What to produce: Copy every entry word for word, but skip the pictures.

********************

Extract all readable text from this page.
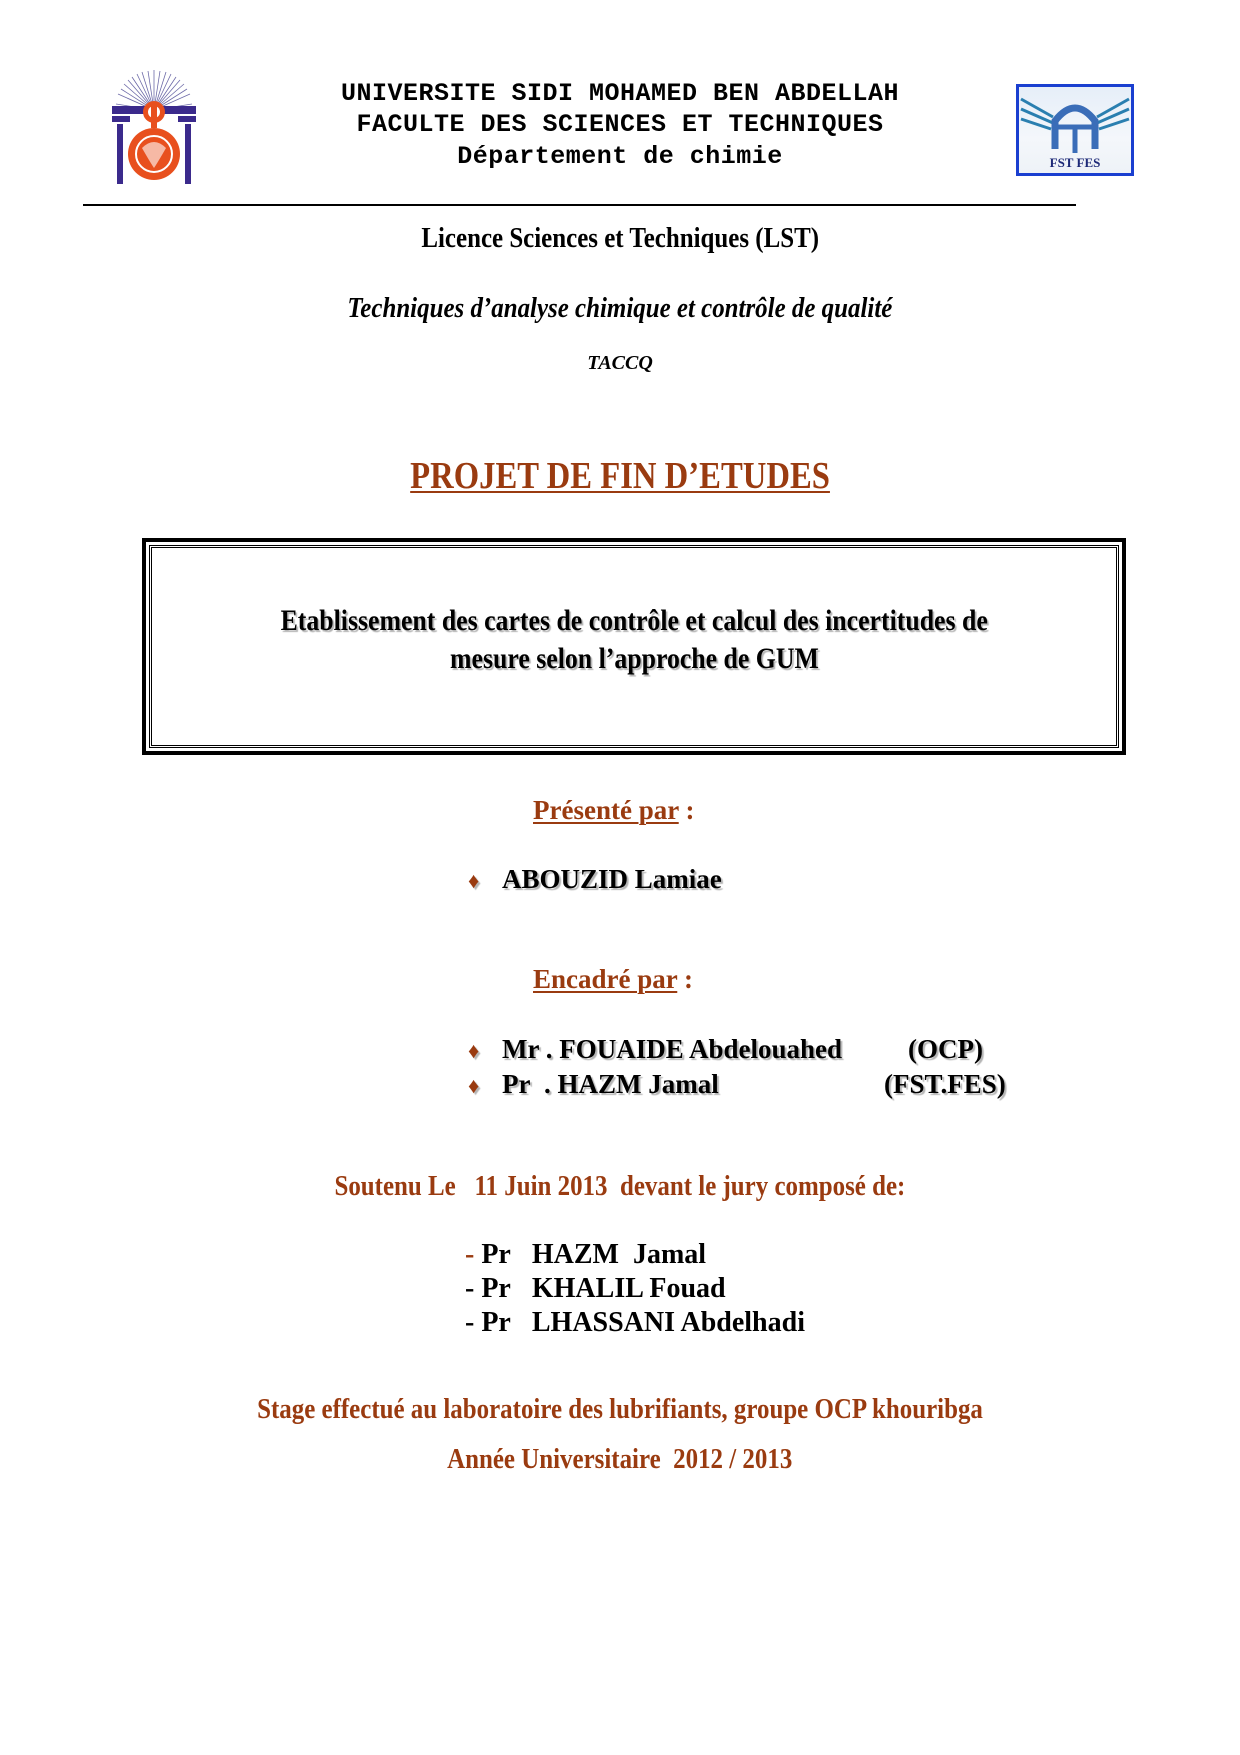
UNIVERSITE SIDI MOHAMED BEN ABDELLAH
FACULTE DES SCIENCES ET TECHNIQUES
Département de chimie	FST FES
Licence Sciences et Techniques (LST)
Techniques d’analyse chimique et contrôle de qualité
TACCQ
PROJET DE FIN D’ETUDES
Etablissement des cartes de contrôle et calcul des incertitudes de
mesure selon l’approche de GUM
Présenté par :
♦ ABOUZID Lamiae
Encadré par :
♦ Mr . FOUAIDE Abdelouahed (OCP)
♦ Pr  . HAZM Jamal	(FST.FES)
Soutenu Le 11 Juin 2013 devant le jury composé de:
- Pr HAZM  Jamal
- Pr KHALIL Fouad
- Pr LHASSANI Abdelhadi
Stage effectué au laboratoire des lubrifiants, groupe OCP khouribga
Année Universitaire 2012 / 2013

********************

Solution to the problem:
Extract all readable text from this page.
UNIVERSITE SIDI MOHAMED BEN ABDELLAH
FACULTE DES SCIENCES ET TECHNIQUES
Département de chimie	FST FES
Licence Sciences et Techniques (LST)
Techniques d’analyse chimique et contrôle de qualité
TACCQ
PROJET DE FIN D’ETUDES
Etablissement des cartes de contrôle et calcul des incertitudes de
mesure selon l’approche de GUM
Présenté par :
♦ ABOUZID Lamiae
Encadré par :
♦ Mr . FOUAIDE Abdelouahed (OCP)
♦ Pr  . HAZM Jamal	(FST.FES)
Soutenu Le 11 Juin 2013 devant le jury composé de:
- Pr HAZM  Jamal
- Pr KHALIL Fouad
- Pr LHASSANI Abdelhadi
Stage effectué au laboratoire des lubrifiants, groupe OCP khouribga
Année Universitaire 2012 / 2013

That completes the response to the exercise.